Starting with the line that holds "Read all visible content and emit it as JSON.", repeat each line through the last one below, exactly. Pictures stay out.

◆ Entries ◆
:::
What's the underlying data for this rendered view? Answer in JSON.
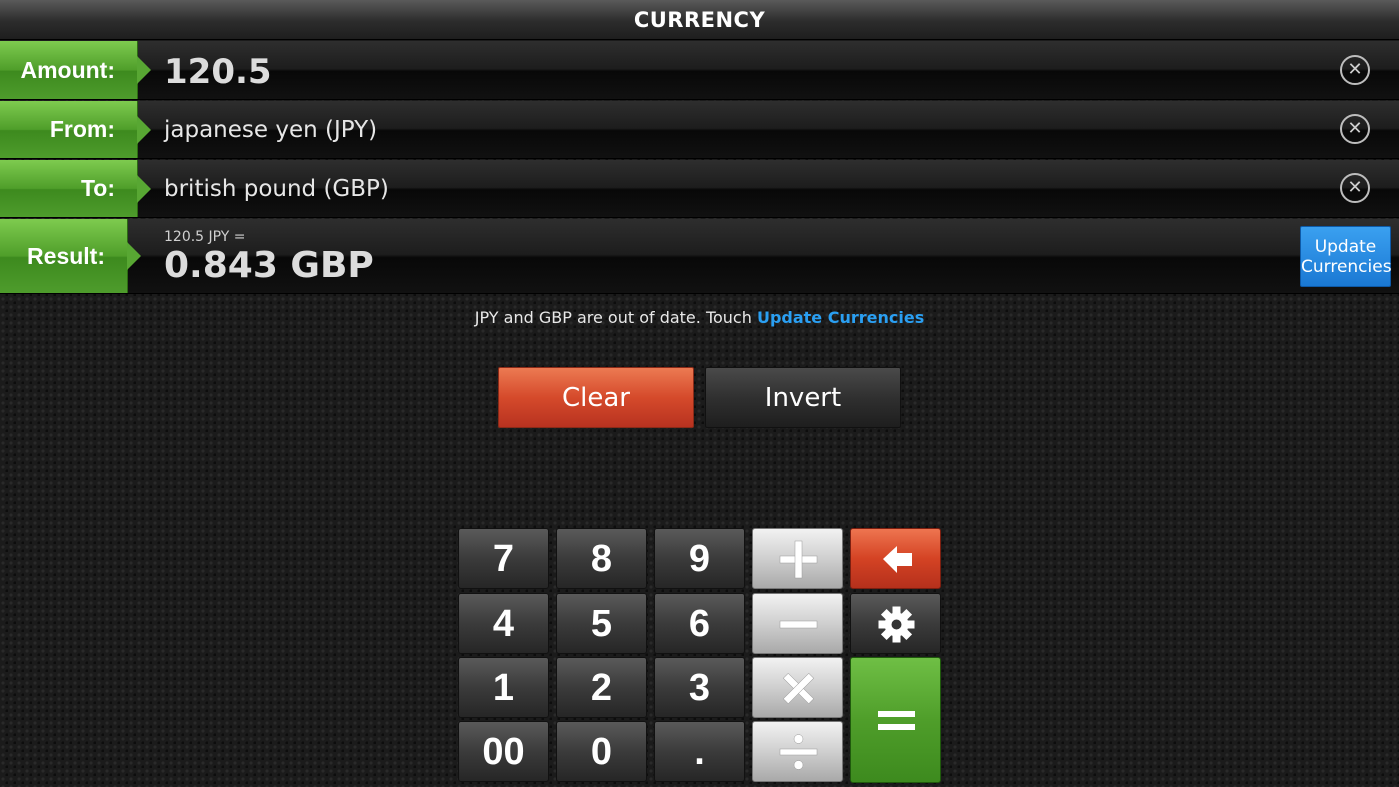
{
  "app": {
    "title": "CURRENCY"
  },
  "fields": {
    "amount": {
      "label": "Amount:",
      "value": "120.5"
    },
    "from": {
      "label": "From:",
      "value": "japanese yen (JPY)"
    },
    "to": {
      "label": "To:",
      "value": "british pound (GBP)"
    },
    "result": {
      "label": "Result:",
      "expression": "120.5 JPY =",
      "value": "0.843 GBP"
    }
  },
  "update_button": {
    "label_line1": "Update",
    "label_line2": "Currencies"
  },
  "notice": {
    "text": "JPY and GBP are out of date. Touch ",
    "link": "Update Currencies"
  },
  "actions": {
    "clear": "Clear",
    "invert": "Invert"
  },
  "keypad": {
    "k7": "7",
    "k8": "8",
    "k9": "9",
    "k4": "4",
    "k5": "5",
    "k6": "6",
    "k1": "1",
    "k2": "2",
    "k3": "3",
    "k00": "00",
    "k0": "0",
    "kdot": "."
  },
  "icons": {
    "clear_field": "close-circle-icon",
    "plus": "plus-icon",
    "minus": "minus-icon",
    "multiply": "multiply-icon",
    "divide": "divide-icon",
    "backspace": "arrow-left-icon",
    "settings": "gear-icon",
    "equals": "equals-icon"
  },
  "colors": {
    "label_green": "#4f9e2a",
    "update_blue": "#1a78d3",
    "link_blue": "#2a9ff2",
    "clear_red": "#d54a2b"
  }
}
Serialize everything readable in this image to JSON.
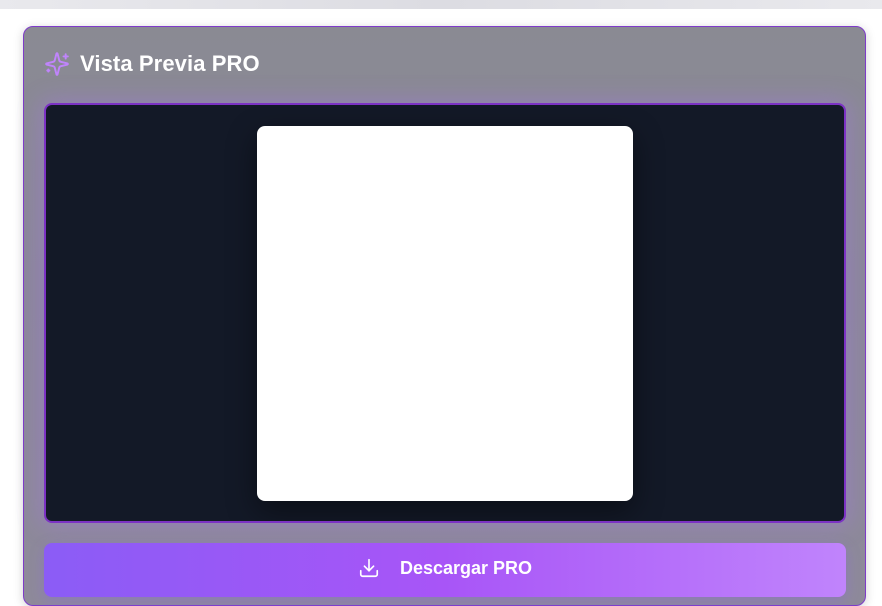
{
  "panel": {
    "title": "Vista Previa PRO",
    "title_icon": "sparkles-icon"
  },
  "preview": {
    "canvas_color": "#ffffff",
    "background_color": "#131927",
    "border_color": "#7c32c4"
  },
  "actions": {
    "download_label": "Descargar PRO",
    "download_icon": "download-icon",
    "button_gradient": [
      "#8b5cf6",
      "#a855f7",
      "#c084fc"
    ]
  }
}
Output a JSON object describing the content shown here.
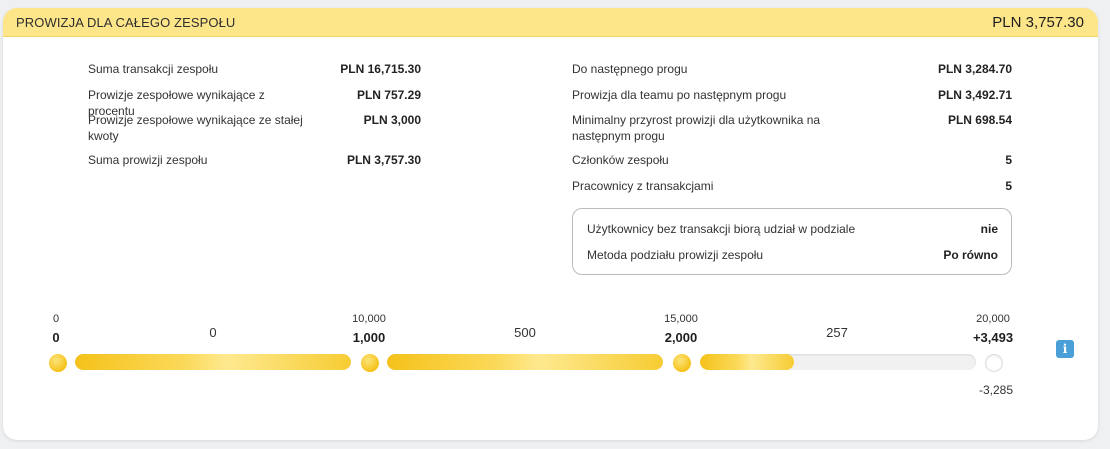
{
  "header": {
    "title": "PROWIZJA DLA CAŁEGO ZESPOŁU",
    "total": "PLN 3,757.30"
  },
  "left": [
    {
      "label": "Suma transakcji zespołu",
      "value": "PLN 16,715.30"
    },
    {
      "label": "Prowizje zespołowe wynikające z procentu",
      "value": "PLN 757.29"
    },
    {
      "label": "Prowizje zespołowe wynikające ze stałej kwoty",
      "value": "PLN 3,000"
    },
    {
      "label": "Suma prowizji zespołu",
      "value": "PLN 3,757.30"
    }
  ],
  "right": [
    {
      "label": "Do następnego progu",
      "value": "PLN 3,284.70"
    },
    {
      "label": "Prowizja dla teamu po następnym progu",
      "value": "PLN 3,492.71"
    },
    {
      "label": "Minimalny przyrost prowizji dla użytkownika na następnym progu",
      "value": "PLN 698.54"
    },
    {
      "label": "Członków zespołu",
      "value": "5"
    },
    {
      "label": "Pracownicy z transakcjami",
      "value": "5"
    }
  ],
  "box": [
    {
      "label": "Użytkownicy bez transakcji biorą udział w podziale",
      "value": "nie"
    },
    {
      "label": "Metoda podziału prowizji zespołu",
      "value": "Po równo"
    }
  ],
  "progress": {
    "thresholds": [
      {
        "amount": "0",
        "commission": "0"
      },
      {
        "amount": "10,000",
        "commission": "1,000"
      },
      {
        "amount": "15,000",
        "commission": "2,000"
      },
      {
        "amount": "20,000",
        "commission": "+3,493"
      }
    ],
    "segments": [
      {
        "label": "0",
        "fill": 1.0
      },
      {
        "label": "500",
        "fill": 1.0
      },
      {
        "label": "257",
        "fill": 0.34
      }
    ],
    "remaining": "-3,285",
    "accent": "#f5c21a"
  },
  "icons": {
    "info": "i"
  }
}
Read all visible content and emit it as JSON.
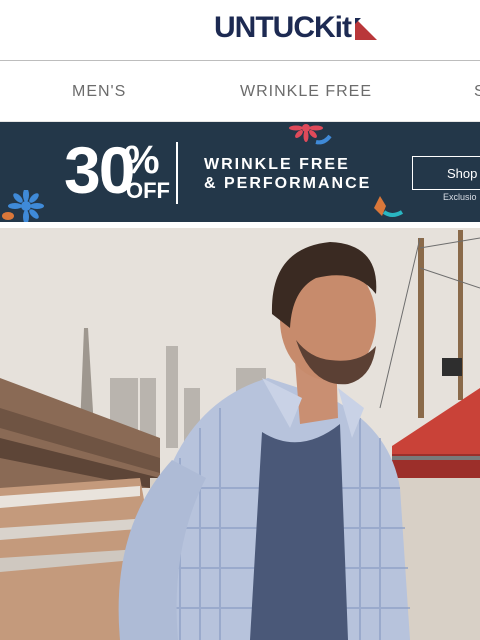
{
  "header": {
    "logo_text": "UNTUCKit",
    "brand_color": "#1d2a52",
    "accent_color": "#b9373a"
  },
  "nav": {
    "items": [
      "MEN'S",
      "WRINKLE FREE",
      "S"
    ]
  },
  "banner": {
    "number": "30",
    "percent": "%",
    "off": "OFF",
    "line1": "WRINKLE FREE",
    "line2": "& PERFORMANCE",
    "shop_label": "Shop",
    "exclusions": "Exclusio",
    "background": "#233749"
  },
  "hero": {
    "description": "hero-photo"
  }
}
:::
◆ Exercise solution ◆
Read all visible content and emit it as JSON.
{
  "header": {
    "logo_text": "UNTUCKit",
    "brand_color": "#1d2a52",
    "accent_color": "#b9373a"
  },
  "nav": {
    "items": [
      "MEN'S",
      "WRINKLE FREE",
      "S"
    ]
  },
  "banner": {
    "number": "30",
    "percent": "%",
    "off": "OFF",
    "line1": "WRINKLE FREE",
    "line2": "& PERFORMANCE",
    "shop_label": "Shop",
    "exclusions": "Exclusio",
    "background": "#233749"
  },
  "hero": {
    "description": "hero-photo"
  }
}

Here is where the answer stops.